To be done:
From the records below, pull each line that has "URRBMI".
[Begin Material for this exercise]
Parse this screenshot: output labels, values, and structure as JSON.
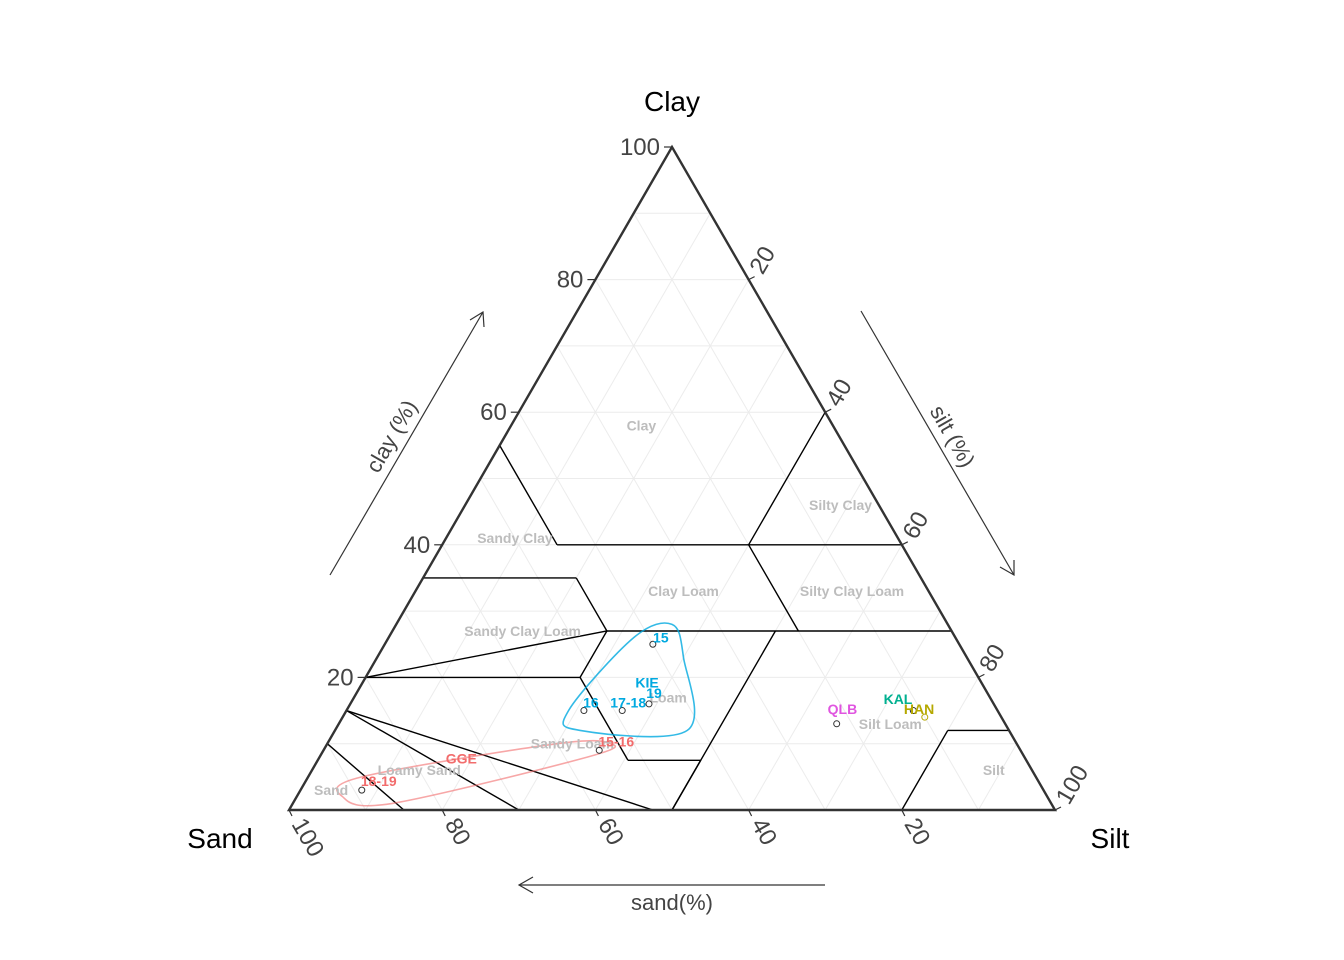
{
  "chart_data": {
    "type": "scatter",
    "subtype": "ternary-soil-texture",
    "corners": {
      "top": "Clay",
      "left": "Sand",
      "right": "Silt"
    },
    "axis_labels": {
      "clay": "clay (%)",
      "silt": "silt (%)",
      "sand": "sand(%)"
    },
    "ticks": [
      "20",
      "40",
      "60",
      "80",
      "100"
    ],
    "tick_values": [
      20,
      40,
      60,
      80,
      100
    ],
    "grid": true,
    "texture_classes": [
      {
        "name": "Clay",
        "sand": 25,
        "clay": 58
      },
      {
        "name": "Silty Clay",
        "sand": 5,
        "clay": 46
      },
      {
        "name": "Sandy Clay",
        "sand": 50,
        "clay": 41
      },
      {
        "name": "Clay Loam",
        "sand": 32,
        "clay": 33
      },
      {
        "name": "Silty Clay Loam",
        "sand": 10,
        "clay": 33
      },
      {
        "name": "Sandy Clay Loam",
        "sand": 56,
        "clay": 27
      },
      {
        "name": "Loam",
        "sand": 42,
        "clay": 17
      },
      {
        "name": "Sandy Loam",
        "sand": 58,
        "clay": 10
      },
      {
        "name": "Silt Loam",
        "sand": 15,
        "clay": 13
      },
      {
        "name": "Loamy Sand",
        "sand": 80,
        "clay": 6
      },
      {
        "name": "Silt",
        "sand": 5,
        "clay": 6
      },
      {
        "name": "Sand",
        "sand": 93,
        "clay": 3
      }
    ],
    "boundaries": [
      [
        [
          55,
          45
        ],
        [
          45,
          55
        ]
      ],
      [
        [
          45,
          40
        ],
        [
          45,
          55
        ]
      ],
      [
        [
          45,
          35
        ],
        [
          65,
          35
        ]
      ],
      [
        [
          45,
          40
        ],
        [
          20,
          40
        ]
      ],
      [
        [
          20,
          40
        ],
        [
          0,
          40
        ]
      ],
      [
        [
          20,
          40
        ],
        [
          0,
          60
        ]
      ],
      [
        [
          20,
          40
        ],
        [
          20,
          27
        ]
      ],
      [
        [
          45,
          35
        ],
        [
          45,
          27
        ]
      ],
      [
        [
          45,
          27
        ],
        [
          80,
          20
        ]
      ],
      [
        [
          52,
          20
        ],
        [
          45,
          27
        ]
      ],
      [
        [
          45,
          27
        ],
        [
          0,
          27
        ]
      ],
      [
        [
          52,
          7.5
        ],
        [
          52,
          20
        ]
      ],
      [
        [
          52,
          20
        ],
        [
          80,
          20
        ]
      ],
      [
        [
          23,
          27
        ],
        [
          50,
          0
        ]
      ],
      [
        [
          52,
          7.5
        ],
        [
          42.5,
          7.5
        ]
      ],
      [
        [
          42.5,
          7.5
        ],
        [
          50,
          0
        ]
      ],
      [
        [
          52.5,
          0
        ],
        [
          85,
          15
        ]
      ],
      [
        [
          70,
          0
        ],
        [
          85,
          15
        ]
      ],
      [
        [
          85,
          0
        ],
        [
          90,
          10
        ]
      ],
      [
        [
          20,
          0
        ],
        [
          8,
          12
        ]
      ],
      [
        [
          8,
          12
        ],
        [
          0,
          12
        ]
      ]
    ],
    "series": [
      {
        "name": "KIE",
        "color": "#00a9e0",
        "points": [
          {
            "label": "15",
            "sand": 40,
            "clay": 25
          },
          {
            "label": "16",
            "sand": 54,
            "clay": 15
          },
          {
            "label": "17-18",
            "sand": 49,
            "clay": 15
          },
          {
            "label": "19",
            "sand": 45,
            "clay": 16
          }
        ],
        "hull": [
          [
            36,
            28
          ],
          [
            37,
            23
          ],
          [
            42,
            12
          ],
          [
            56,
            12
          ],
          [
            56,
            15
          ],
          [
            42,
            26
          ]
        ]
      },
      {
        "name": "GGE",
        "color": "#f26c6c",
        "points": [
          {
            "label": "15-16",
            "sand": 55,
            "clay": 9
          },
          {
            "label": "18-19",
            "sand": 89,
            "clay": 3
          }
        ],
        "hull": [
          [
            53,
            10
          ],
          [
            57,
            8
          ],
          [
            86,
            1
          ],
          [
            92,
            2
          ],
          [
            88,
            5
          ],
          [
            60,
            10
          ]
        ]
      },
      {
        "name": "QLB",
        "color": "#e055e0",
        "points": [
          {
            "label": "",
            "sand": 22,
            "clay": 13
          }
        ]
      },
      {
        "name": "KAL",
        "color": "#00b090",
        "points": [
          {
            "label": "",
            "sand": 11,
            "clay": 15
          }
        ]
      },
      {
        "name": "HAN",
        "color": "#b5a800",
        "points": [
          {
            "label": "",
            "sand": 10,
            "clay": 14
          }
        ]
      }
    ]
  }
}
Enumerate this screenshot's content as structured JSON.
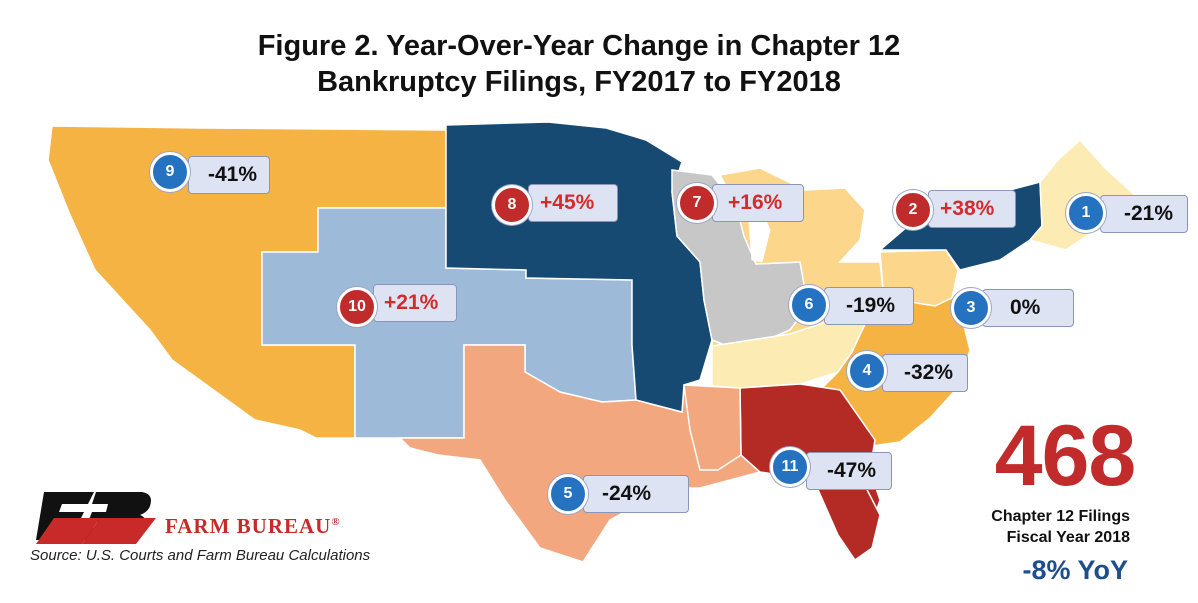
{
  "title": {
    "line1": "Figure 2. Year-Over-Year Change in Chapter 12",
    "line2": "Bankruptcy Filings, FY2017 to FY2018"
  },
  "colors": {
    "up_red": "#d42b2b",
    "down_blue": "#2472c0",
    "circuit_dark_blue": "#174a73",
    "circuit_light_blue": "#9dbad8",
    "circuit_orange": "#f5b343",
    "circuit_light_orange": "#fbd68b",
    "circuit_pale_yellow": "#fdebb4",
    "circuit_gray": "#c7c7c7",
    "circuit_salmon": "#f2a77f",
    "circuit_dark_red": "#b42b25"
  },
  "circuits": [
    {
      "id": "9",
      "change": "-41%",
      "direction": "down"
    },
    {
      "id": "8",
      "change": "+45%",
      "direction": "up"
    },
    {
      "id": "7",
      "change": "+16%",
      "direction": "up"
    },
    {
      "id": "2",
      "change": "+38%",
      "direction": "up"
    },
    {
      "id": "1",
      "change": "-21%",
      "direction": "down"
    },
    {
      "id": "10",
      "change": "+21%",
      "direction": "up"
    },
    {
      "id": "6",
      "change": "-19%",
      "direction": "down"
    },
    {
      "id": "3",
      "change": "0%",
      "direction": "down"
    },
    {
      "id": "4",
      "change": "-32%",
      "direction": "down"
    },
    {
      "id": "11",
      "change": "-47%",
      "direction": "down"
    },
    {
      "id": "5",
      "change": "-24%",
      "direction": "down"
    }
  ],
  "summary": {
    "total": "468",
    "line1": "Chapter 12 Filings",
    "line2": "Fiscal Year 2018",
    "yoy": "-8% YoY"
  },
  "branding": {
    "logo_icon": "farm-bureau-fb-logo",
    "name": "FARM BUREAU",
    "mark": "®"
  },
  "source": "Source: U.S. Courts and Farm Bureau Calculations"
}
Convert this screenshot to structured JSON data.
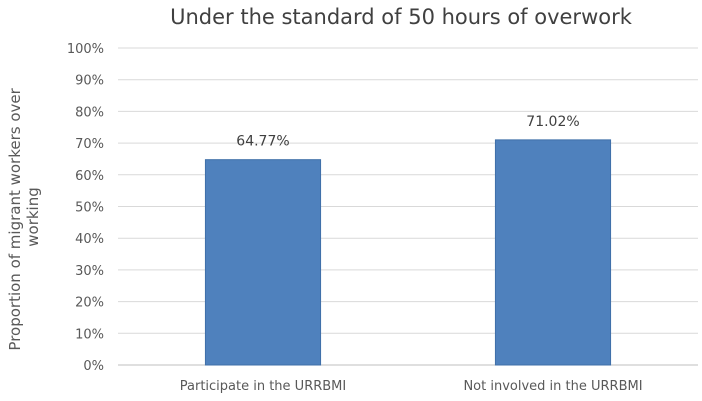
{
  "chart_data": {
    "type": "bar",
    "title": "Under the standard of 50 hours of overwork",
    "ylabel_lines": [
      "Proportion of migrant workers over",
      "working"
    ],
    "categories": [
      "Participate in the URRBMI",
      "Not involved in the URRBMI"
    ],
    "values": [
      64.77,
      71.02
    ],
    "data_labels": [
      "64.77%",
      "71.02%"
    ],
    "ylim": [
      0,
      100
    ],
    "yticks": [
      0,
      10,
      20,
      30,
      40,
      50,
      60,
      70,
      80,
      90,
      100
    ],
    "ytick_labels": [
      "0%",
      "10%",
      "20%",
      "30%",
      "40%",
      "50%",
      "60%",
      "70%",
      "80%",
      "90%",
      "100%"
    ],
    "grid": true,
    "legend": "none",
    "bar_color": "#4f81bd",
    "bar_edge_color": "#3f6fa8"
  }
}
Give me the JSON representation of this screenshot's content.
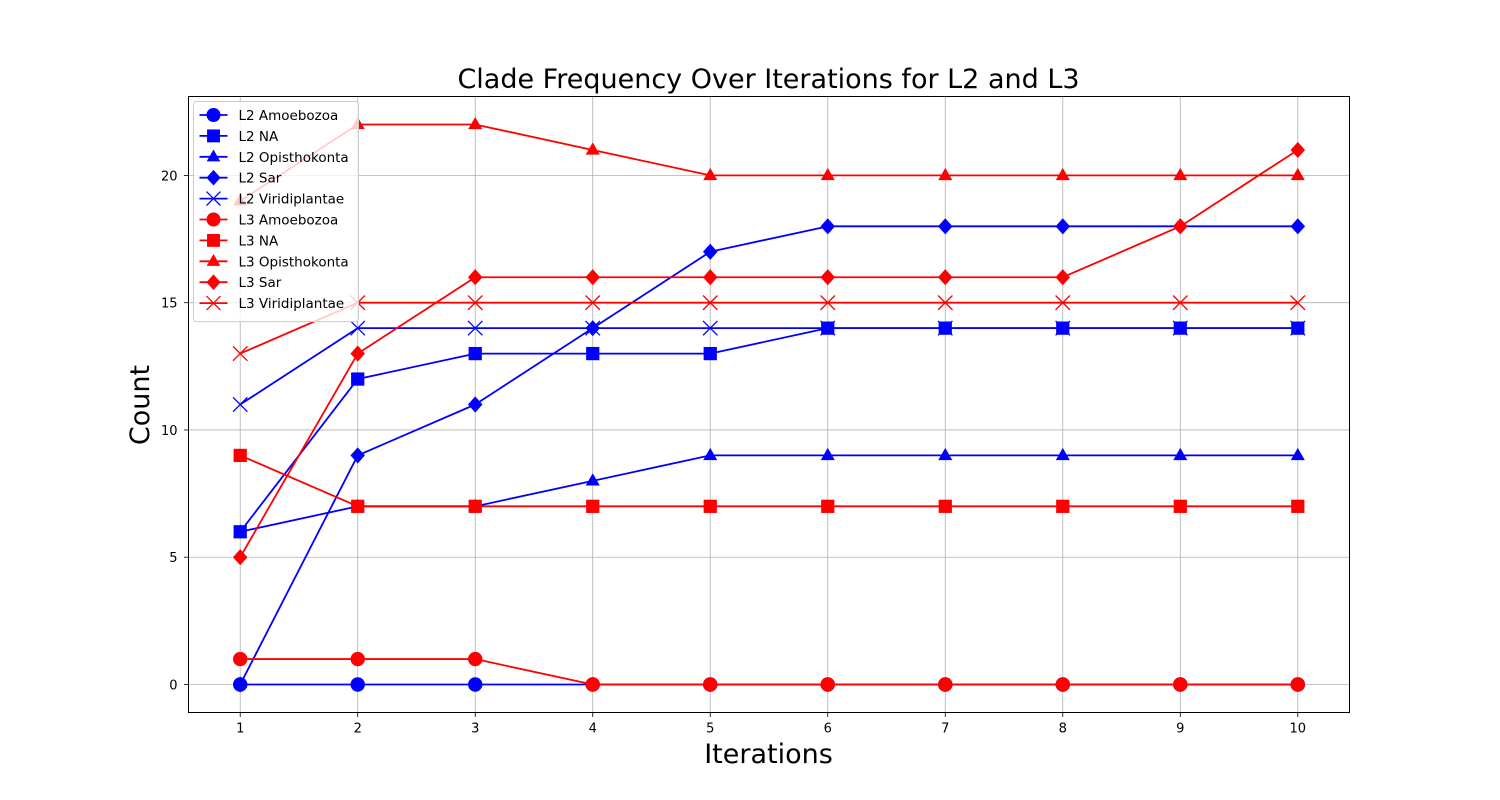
{
  "chart_data": {
    "type": "line",
    "title": "Clade Frequency Over Iterations for L2 and L3",
    "xlabel": "Iterations",
    "ylabel": "Count",
    "x": [
      1,
      2,
      3,
      4,
      5,
      6,
      7,
      8,
      9,
      10
    ],
    "xlim": [
      0.56,
      10.44
    ],
    "ylim": [
      -1.1,
      23.1
    ],
    "xticks": [
      1,
      2,
      3,
      4,
      5,
      6,
      7,
      8,
      9,
      10
    ],
    "yticks": [
      0,
      5,
      10,
      15,
      20
    ],
    "grid": true,
    "legend_position": "top-left",
    "series": [
      {
        "name": "L2 Amoebozoa",
        "color": "#0000ff",
        "marker": "circle",
        "values": [
          0,
          0,
          0,
          0,
          0,
          0,
          0,
          0,
          0,
          0
        ]
      },
      {
        "name": "L2 NA",
        "color": "#0000ff",
        "marker": "square",
        "values": [
          6,
          12,
          13,
          13,
          13,
          14,
          14,
          14,
          14,
          14
        ]
      },
      {
        "name": "L2 Opisthokonta",
        "color": "#0000ff",
        "marker": "triangle",
        "values": [
          6,
          7,
          7,
          8,
          9,
          9,
          9,
          9,
          9,
          9
        ]
      },
      {
        "name": "L2 Sar",
        "color": "#0000ff",
        "marker": "diamond",
        "values": [
          0,
          9,
          11,
          14,
          17,
          18,
          18,
          18,
          18,
          18
        ]
      },
      {
        "name": "L2 Viridiplantae",
        "color": "#0000ff",
        "marker": "x",
        "values": [
          11,
          14,
          14,
          14,
          14,
          14,
          14,
          14,
          14,
          14
        ]
      },
      {
        "name": "L3 Amoebozoa",
        "color": "#ff0000",
        "marker": "circle",
        "values": [
          1,
          1,
          1,
          0,
          0,
          0,
          0,
          0,
          0,
          0
        ]
      },
      {
        "name": "L3 NA",
        "color": "#ff0000",
        "marker": "square",
        "values": [
          9,
          7,
          7,
          7,
          7,
          7,
          7,
          7,
          7,
          7
        ]
      },
      {
        "name": "L3 Opisthokonta",
        "color": "#ff0000",
        "marker": "triangle",
        "values": [
          19,
          22,
          22,
          21,
          20,
          20,
          20,
          20,
          20,
          20
        ]
      },
      {
        "name": "L3 Sar",
        "color": "#ff0000",
        "marker": "diamond",
        "values": [
          5,
          13,
          16,
          16,
          16,
          16,
          16,
          16,
          18,
          21
        ]
      },
      {
        "name": "L3 Viridiplantae",
        "color": "#ff0000",
        "marker": "x",
        "values": [
          13,
          15,
          15,
          15,
          15,
          15,
          15,
          15,
          15,
          15
        ]
      }
    ]
  }
}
[End Material for this exercise]
Worked solution:
      "Participate in the URRBMI",
      "Not involved in the URRBMI"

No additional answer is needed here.